_WHAT IS BEING ASKED_. Retype the records below exactly as they appear, but leave out any pictures.
----
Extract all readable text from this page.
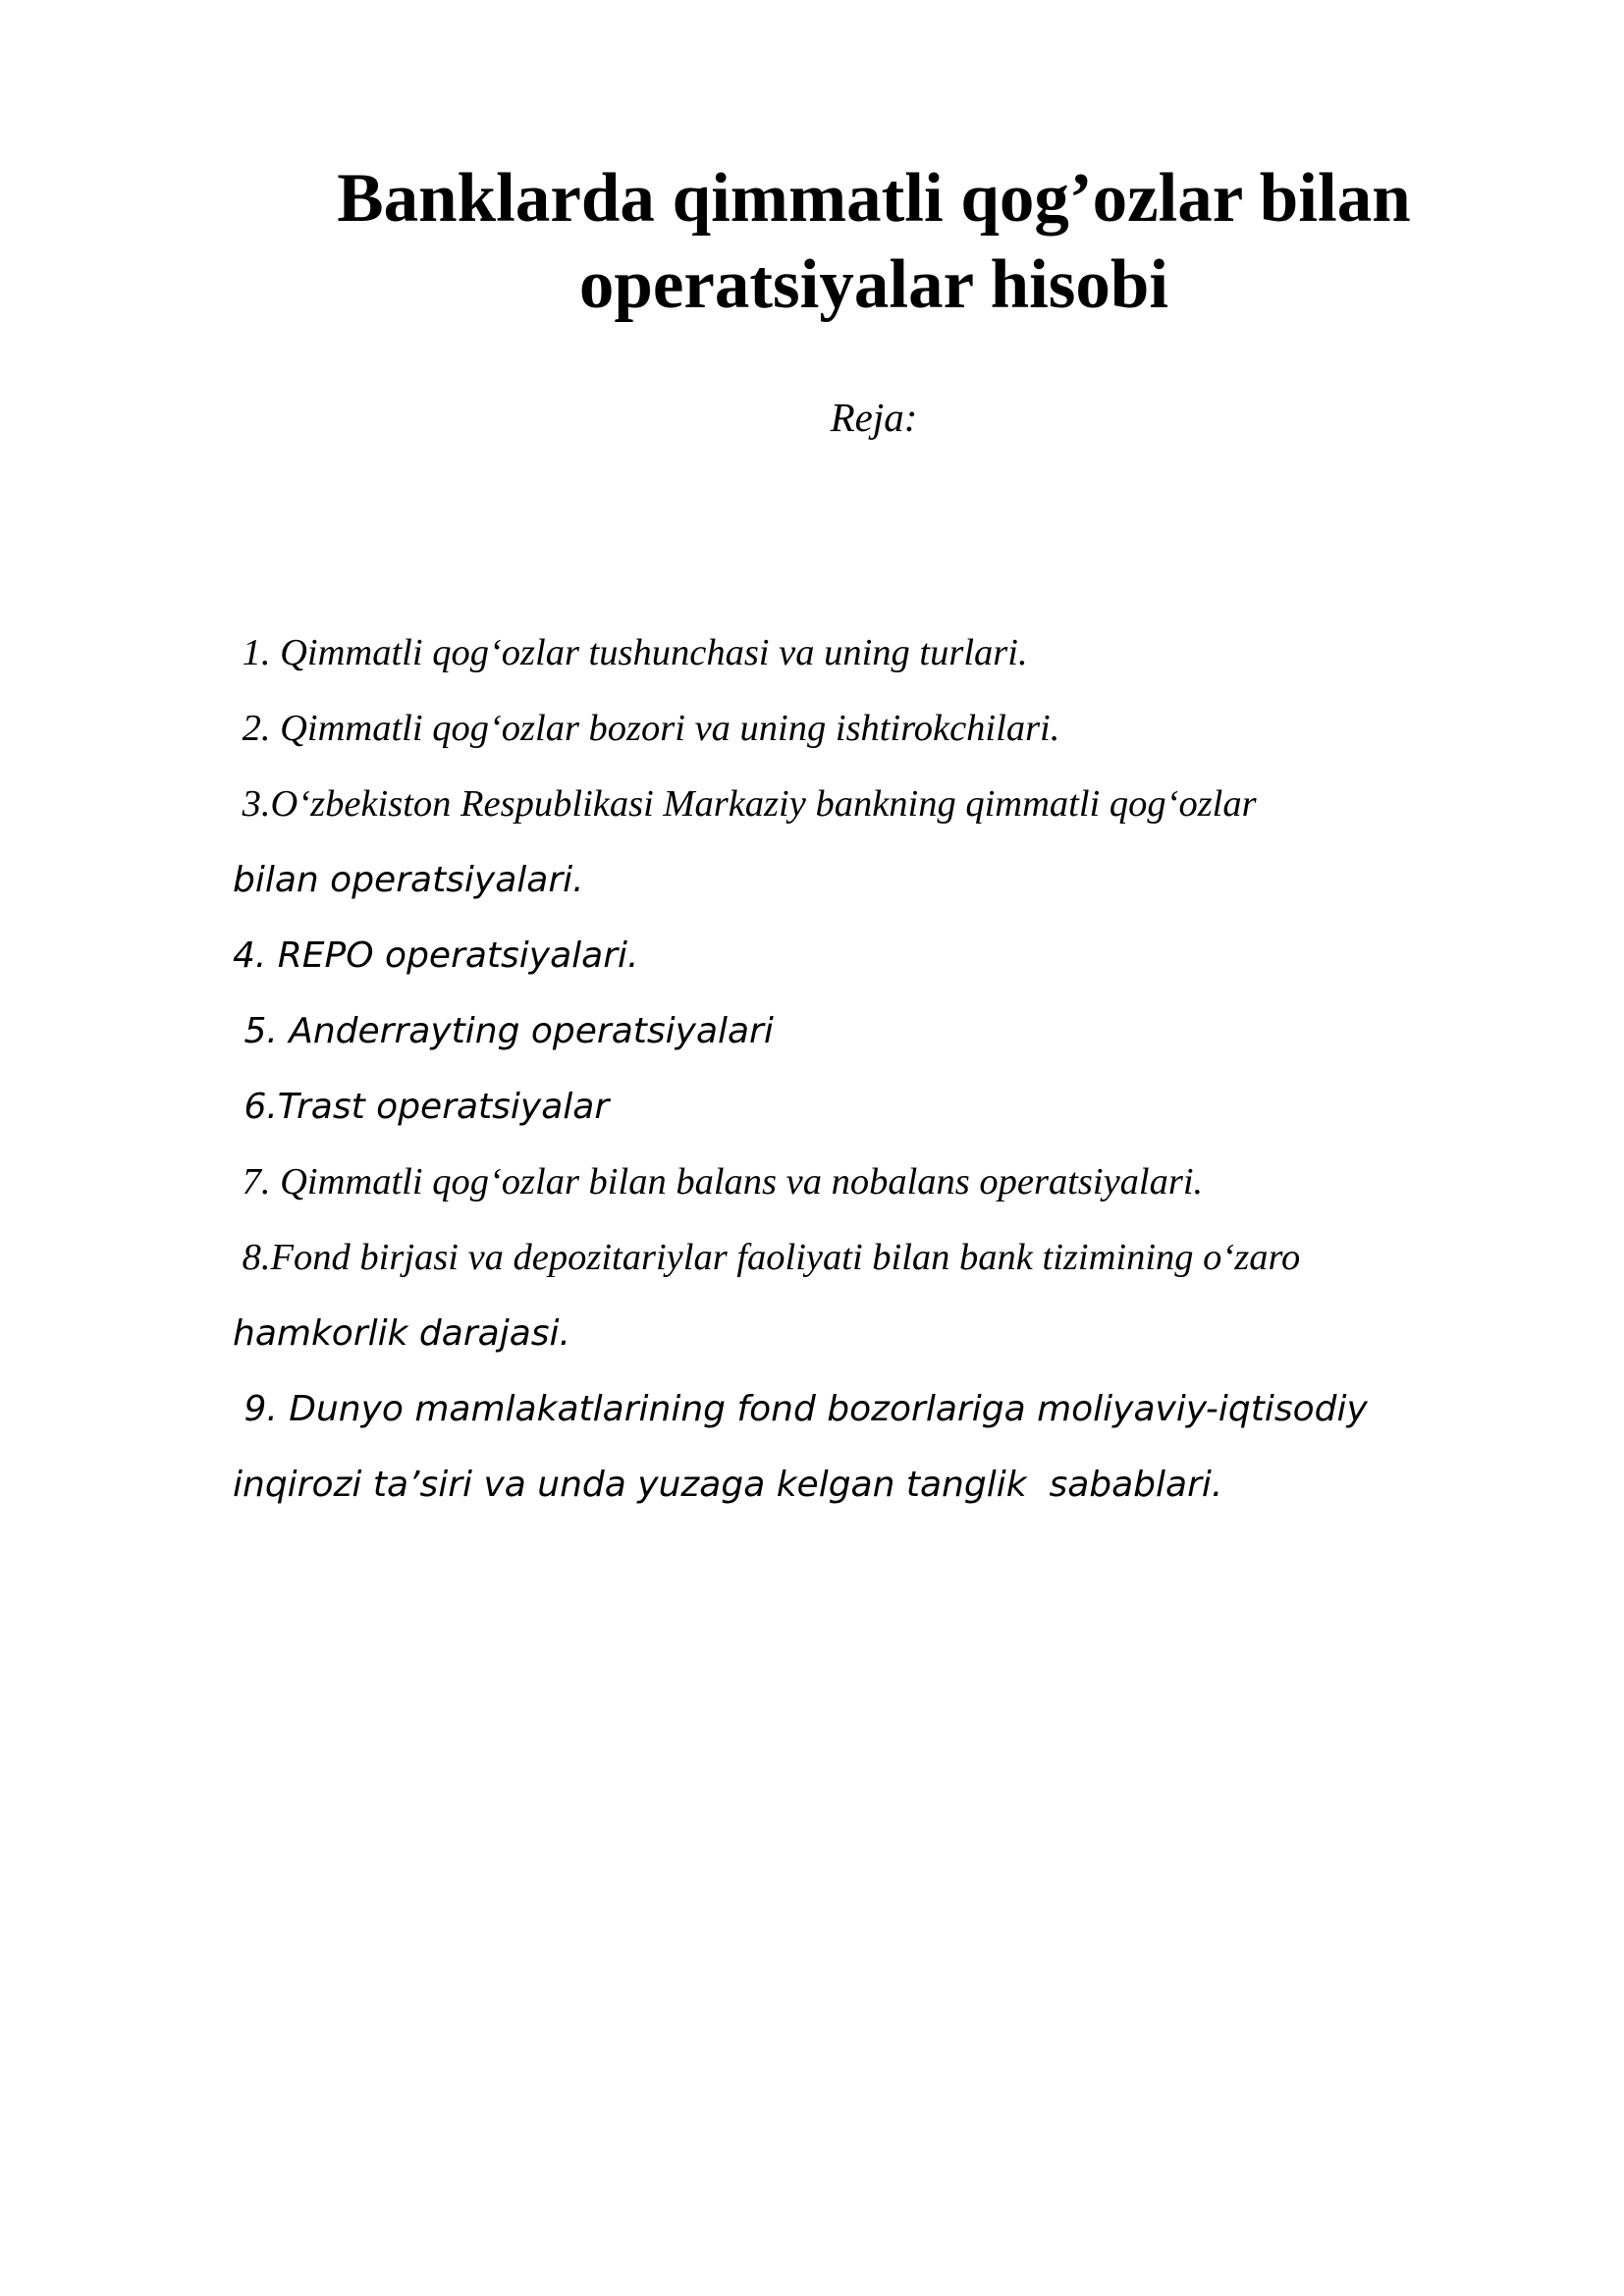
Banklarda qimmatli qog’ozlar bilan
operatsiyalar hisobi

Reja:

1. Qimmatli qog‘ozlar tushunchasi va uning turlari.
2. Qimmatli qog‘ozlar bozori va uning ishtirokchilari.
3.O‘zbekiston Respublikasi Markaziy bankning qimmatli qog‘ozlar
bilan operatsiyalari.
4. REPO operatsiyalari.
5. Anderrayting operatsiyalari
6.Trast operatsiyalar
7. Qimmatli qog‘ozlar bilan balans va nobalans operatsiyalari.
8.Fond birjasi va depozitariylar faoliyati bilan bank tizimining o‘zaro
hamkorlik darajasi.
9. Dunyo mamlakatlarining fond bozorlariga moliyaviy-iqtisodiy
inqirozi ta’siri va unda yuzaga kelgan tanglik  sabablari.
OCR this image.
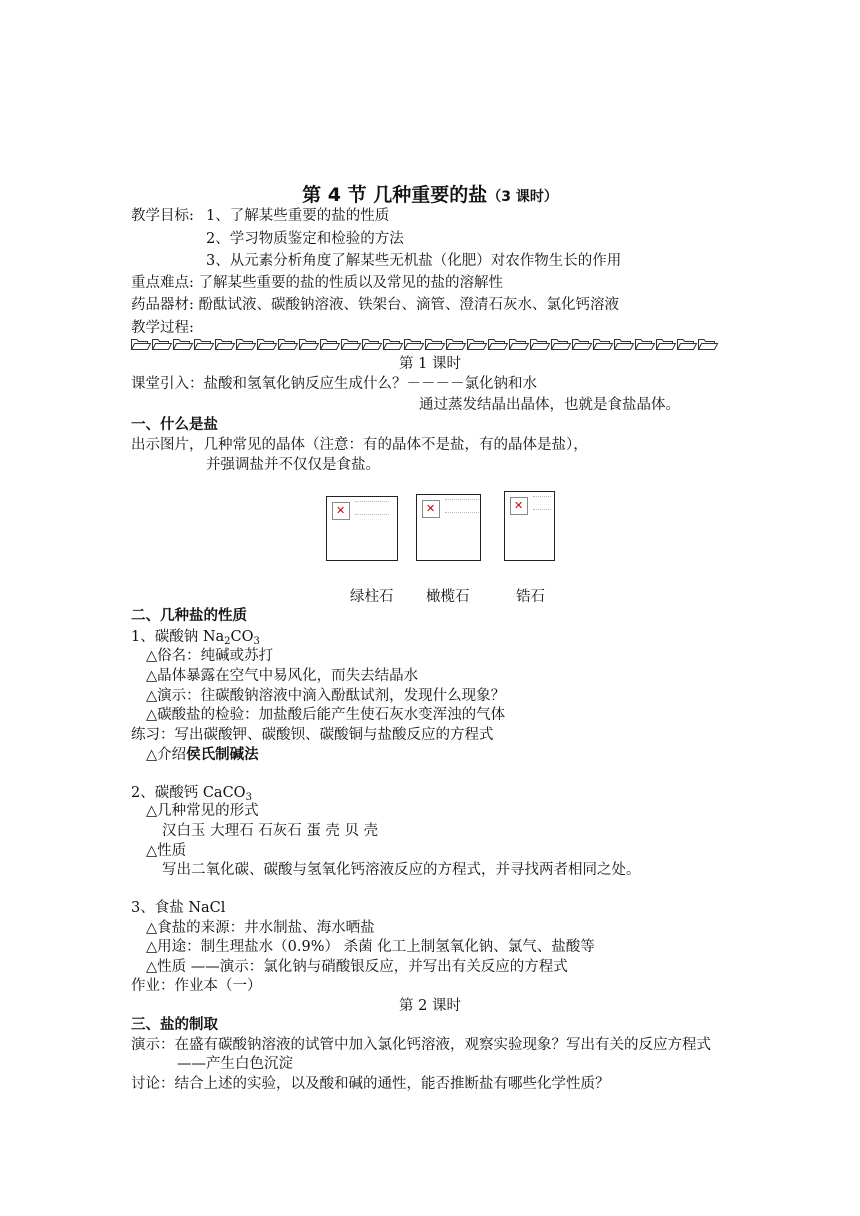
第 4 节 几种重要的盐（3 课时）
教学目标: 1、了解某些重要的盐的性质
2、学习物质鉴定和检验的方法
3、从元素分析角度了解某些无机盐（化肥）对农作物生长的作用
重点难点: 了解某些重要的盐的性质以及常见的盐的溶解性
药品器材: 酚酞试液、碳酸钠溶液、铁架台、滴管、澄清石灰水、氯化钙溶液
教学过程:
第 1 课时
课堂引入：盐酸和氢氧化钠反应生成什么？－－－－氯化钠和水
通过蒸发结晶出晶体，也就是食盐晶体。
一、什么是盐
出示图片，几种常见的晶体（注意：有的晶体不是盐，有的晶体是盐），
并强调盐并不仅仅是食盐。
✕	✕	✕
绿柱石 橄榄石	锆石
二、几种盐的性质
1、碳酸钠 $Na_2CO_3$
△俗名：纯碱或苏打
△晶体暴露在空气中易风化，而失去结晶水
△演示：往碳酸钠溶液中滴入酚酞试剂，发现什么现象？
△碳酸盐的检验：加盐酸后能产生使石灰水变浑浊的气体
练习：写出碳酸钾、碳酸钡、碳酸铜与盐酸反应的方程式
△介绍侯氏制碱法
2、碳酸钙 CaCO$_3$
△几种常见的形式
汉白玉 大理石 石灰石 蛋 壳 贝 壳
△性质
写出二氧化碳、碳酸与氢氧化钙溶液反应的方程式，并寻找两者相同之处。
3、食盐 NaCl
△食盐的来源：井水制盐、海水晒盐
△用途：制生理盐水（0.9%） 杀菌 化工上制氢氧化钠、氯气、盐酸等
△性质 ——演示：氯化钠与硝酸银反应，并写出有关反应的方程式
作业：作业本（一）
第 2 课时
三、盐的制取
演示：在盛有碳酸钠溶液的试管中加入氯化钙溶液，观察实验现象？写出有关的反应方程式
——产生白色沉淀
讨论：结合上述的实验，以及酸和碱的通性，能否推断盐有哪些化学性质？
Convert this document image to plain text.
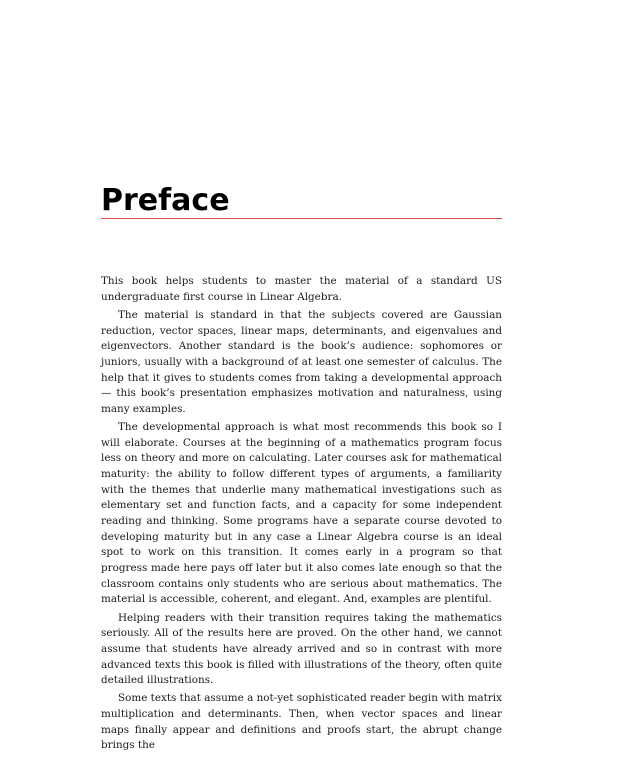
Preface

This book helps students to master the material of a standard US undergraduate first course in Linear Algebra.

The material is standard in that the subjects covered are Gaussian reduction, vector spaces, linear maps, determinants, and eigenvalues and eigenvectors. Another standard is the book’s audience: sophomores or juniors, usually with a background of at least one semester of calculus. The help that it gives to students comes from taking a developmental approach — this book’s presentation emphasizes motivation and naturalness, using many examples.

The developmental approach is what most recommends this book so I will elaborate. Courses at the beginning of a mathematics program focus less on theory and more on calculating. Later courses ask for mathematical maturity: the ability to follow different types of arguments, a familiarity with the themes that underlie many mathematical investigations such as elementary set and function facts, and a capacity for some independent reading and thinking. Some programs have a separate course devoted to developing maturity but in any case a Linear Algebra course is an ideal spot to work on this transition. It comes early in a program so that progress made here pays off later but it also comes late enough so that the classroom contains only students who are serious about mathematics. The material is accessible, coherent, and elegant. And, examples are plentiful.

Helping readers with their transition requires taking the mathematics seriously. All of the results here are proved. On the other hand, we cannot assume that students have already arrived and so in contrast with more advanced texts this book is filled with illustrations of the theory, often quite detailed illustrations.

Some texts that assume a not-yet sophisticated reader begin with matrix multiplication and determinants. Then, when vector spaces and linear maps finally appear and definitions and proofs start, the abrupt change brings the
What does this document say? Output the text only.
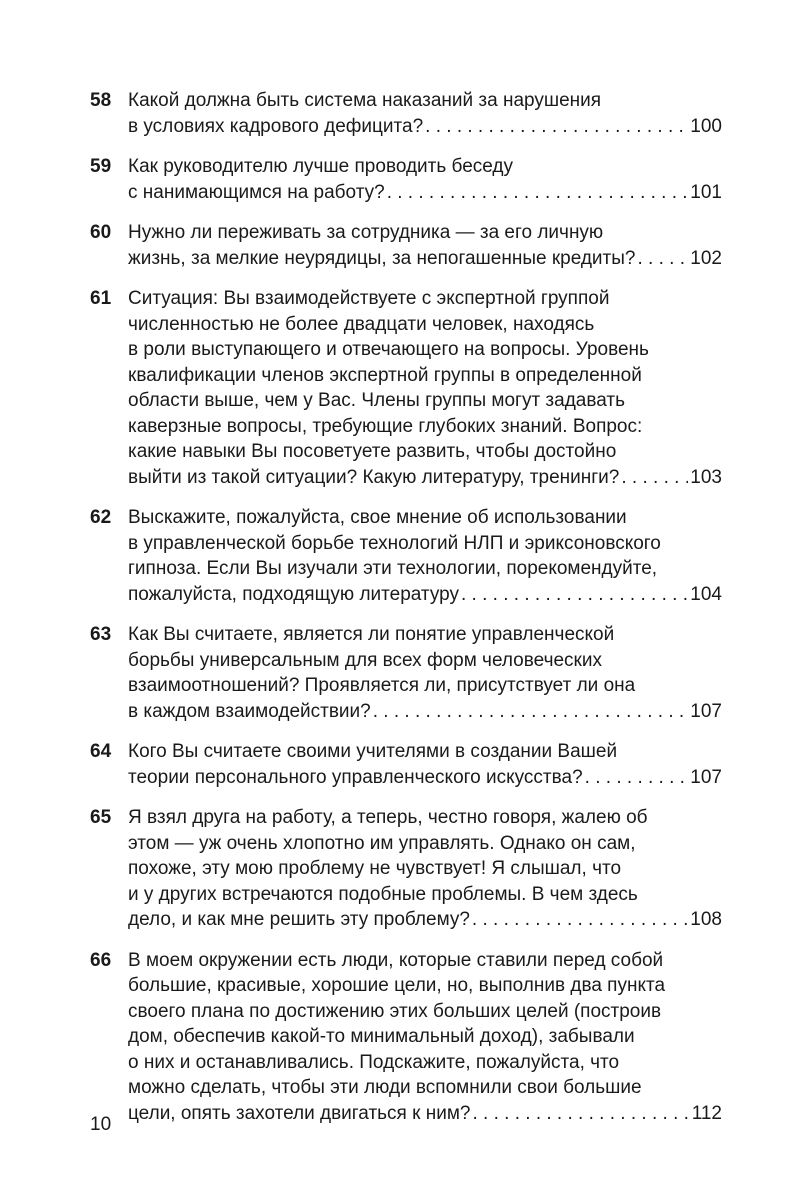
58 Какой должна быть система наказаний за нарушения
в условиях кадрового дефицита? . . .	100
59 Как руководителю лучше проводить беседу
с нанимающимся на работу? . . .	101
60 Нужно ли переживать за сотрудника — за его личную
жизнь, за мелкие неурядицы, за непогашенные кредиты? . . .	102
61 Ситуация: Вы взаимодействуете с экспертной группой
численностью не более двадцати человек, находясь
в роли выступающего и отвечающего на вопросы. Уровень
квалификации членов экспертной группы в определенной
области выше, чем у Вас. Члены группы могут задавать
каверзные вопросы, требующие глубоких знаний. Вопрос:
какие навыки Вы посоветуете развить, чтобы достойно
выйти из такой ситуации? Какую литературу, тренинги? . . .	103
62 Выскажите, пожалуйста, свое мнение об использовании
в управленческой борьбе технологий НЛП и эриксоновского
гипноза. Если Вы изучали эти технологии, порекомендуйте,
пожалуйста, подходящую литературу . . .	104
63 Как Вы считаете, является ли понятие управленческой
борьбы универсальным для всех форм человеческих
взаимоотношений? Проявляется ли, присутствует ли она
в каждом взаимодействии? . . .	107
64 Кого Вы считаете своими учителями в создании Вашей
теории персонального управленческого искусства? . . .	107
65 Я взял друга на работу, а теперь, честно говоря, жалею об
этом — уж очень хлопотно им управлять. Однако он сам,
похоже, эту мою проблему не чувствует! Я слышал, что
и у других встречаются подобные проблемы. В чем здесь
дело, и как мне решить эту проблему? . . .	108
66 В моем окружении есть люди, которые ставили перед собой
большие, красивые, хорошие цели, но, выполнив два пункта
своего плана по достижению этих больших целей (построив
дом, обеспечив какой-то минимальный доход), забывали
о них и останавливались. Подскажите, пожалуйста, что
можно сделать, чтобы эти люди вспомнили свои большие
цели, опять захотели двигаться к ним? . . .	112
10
----
_SOLUTION_.
Extract all readable text from this page.
Banklarda qimmatli qog’ozlar bilan
operatsiyalar hisobi

Reja:

1. Qimmatli qog‘ozlar tushunchasi va uning turlari.
2. Qimmatli qog‘ozlar bozori va uning ishtirokchilari.
3.O‘zbekiston Respublikasi Markaziy bankning qimmatli qog‘ozlar
bilan operatsiyalari.
4. REPO operatsiyalari.
5. Anderrayting operatsiyalari
6.Trast operatsiyalar
7. Qimmatli qog‘ozlar bilan balans va nobalans operatsiyalari.
8.Fond birjasi va depozitariylar faoliyati bilan bank tizimining o‘zaro
hamkorlik darajasi.
9. Dunyo mamlakatlarining fond bozorlariga moliyaviy-iqtisodiy
inqirozi ta’siri va unda yuzaga kelgan tanglik  sabablari.
OCR this image.
第 4 节 几种重要的盐（3 课时）
教学目标: 1、了解某些重要的盐的性质
2、学习物质鉴定和检验的方法
3、从元素分析角度了解某些无机盐（化肥）对农作物生长的作用
重点难点: 了解某些重要的盐的性质以及常见的盐的溶解性
药品器材: 酚酞试液、碳酸钠溶液、铁架台、滴管、澄清石灰水、氯化钙溶液
教学过程:
第 1 课时
课堂引入：盐酸和氢氧化钠反应生成什么？－－－－氯化钠和水
通过蒸发结晶出晶体，也就是食盐晶体。
一、什么是盐
出示图片，几种常见的晶体（注意：有的晶体不是盐，有的晶体是盐），
并强调盐并不仅仅是食盐。
✕	✕	✕
绿柱石 橄榄石	锆石
二、几种盐的性质
1、碳酸钠 $Na_2CO_3$
△俗名：纯碱或苏打
△晶体暴露在空气中易风化，而失去结晶水
△演示：往碳酸钠溶液中滴入酚酞试剂，发现什么现象？
△碳酸盐的检验：加盐酸后能产生使石灰水变浑浊的气体
练习：写出碳酸钾、碳酸钡、碳酸铜与盐酸反应的方程式
△介绍侯氏制碱法
2、碳酸钙 CaCO$_3$
△几种常见的形式
汉白玉 大理石 石灰石 蛋 壳 贝 壳
△性质
写出二氧化碳、碳酸与氢氧化钙溶液反应的方程式，并寻找两者相同之处。
3、食盐 NaCl
△食盐的来源：井水制盐、海水晒盐
△用途：制生理盐水（0.9%） 杀菌 化工上制氢氧化钠、氯气、盐酸等
△性质 ——演示：氯化钠与硝酸银反应，并写出有关反应的方程式
作业：作业本（一）
第 2 课时
三、盐的制取
演示：在盛有碳酸钠溶液的试管中加入氯化钙溶液，观察实验现象？写出有关的反应方程式
——产生白色沉淀
讨论：结合上述的实验，以及酸和碱的通性，能否推断盐有哪些化学性质？
Convert this document image to plain text.
Preface

This book helps students to master the material of a standard US undergraduate first course in Linear Algebra.

The material is standard in that the subjects covered are Gaussian reduction, vector spaces, linear maps, determinants, and eigenvalues and eigenvectors. Another standard is the book’s audience: sophomores or juniors, usually with a background of at least one semester of calculus. The help that it gives to students comes from taking a developmental approach — this book’s presentation emphasizes motivation and naturalness, using many examples.

The developmental approach is what most recommends this book so I will elaborate. Courses at the beginning of a mathematics program focus less on theory and more on calculating. Later courses ask for mathematical maturity: the ability to follow different types of arguments, a familiarity with the themes that underlie many mathematical investigations such as elementary set and function facts, and a capacity for some independent reading and thinking. Some programs have a separate course devoted to developing maturity but in any case a Linear Algebra course is an ideal spot to work on this transition. It comes early in a program so that progress made here pays off later but it also comes late enough so that the classroom contains only students who are serious about mathematics. The material is accessible, coherent, and elegant. And, examples are plentiful.

Helping readers with their transition requires taking the mathematics seriously. All of the results here are proved. On the other hand, we cannot assume that students have already arrived and so in contrast with more advanced texts this book is filled with illustrations of the theory, often quite detailed illustrations.

Some texts that assume a not-yet sophisticated reader begin with matrix multiplication and determinants. Then, when vector spaces and linear maps finally appear and definitions and proofs start, the abrupt change brings the
What does this document say? Output the text only.
58 Какой должна быть система наказаний за нарушения
в условиях кадрового дефицита? . . .	100
59 Как руководителю лучше проводить беседу
с нанимающимся на работу? . . .	101
60 Нужно ли переживать за сотрудника — за его личную
жизнь, за мелкие неурядицы, за непогашенные кредиты? . . .	102
61 Ситуация: Вы взаимодействуете с экспертной группой
численностью не более двадцати человек, находясь
в роли выступающего и отвечающего на вопросы. Уровень
квалификации членов экспертной группы в определенной
области выше, чем у Вас. Члены группы могут задавать
каверзные вопросы, требующие глубоких знаний. Вопрос:
какие навыки Вы посоветуете развить, чтобы достойно
выйти из такой ситуации? Какую литературу, тренинги? . . .	103
62 Выскажите, пожалуйста, свое мнение об использовании
в управленческой борьбе технологий НЛП и эриксоновского
гипноза. Если Вы изучали эти технологии, порекомендуйте,
пожалуйста, подходящую литературу . . .	104
63 Как Вы считаете, является ли понятие управленческой
борьбы универсальным для всех форм человеческих
взаимоотношений? Проявляется ли, присутствует ли она
в каждом взаимодействии? . . .	107
64 Кого Вы считаете своими учителями в создании Вашей
теории персонального управленческого искусства? . . .	107
65 Я взял друга на работу, а теперь, честно говоря, жалею об
этом — уж очень хлопотно им управлять. Однако он сам,
похоже, эту мою проблему не чувствует! Я слышал, что
и у других встречаются подобные проблемы. В чем здесь
дело, и как мне решить эту проблему? . . .	108
66 В моем окружении есть люди, которые ставили перед собой
большие, красивые, хорошие цели, но, выполнив два пункта
своего плана по достижению этих больших целей (построив
дом, обеспечив какой-то минимальный доход), забывали
о них и останавливались. Подскажите, пожалуйста, что
можно сделать, чтобы эти люди вспомнили свои большие
цели, опять захотели двигаться к ним? . . .	112
10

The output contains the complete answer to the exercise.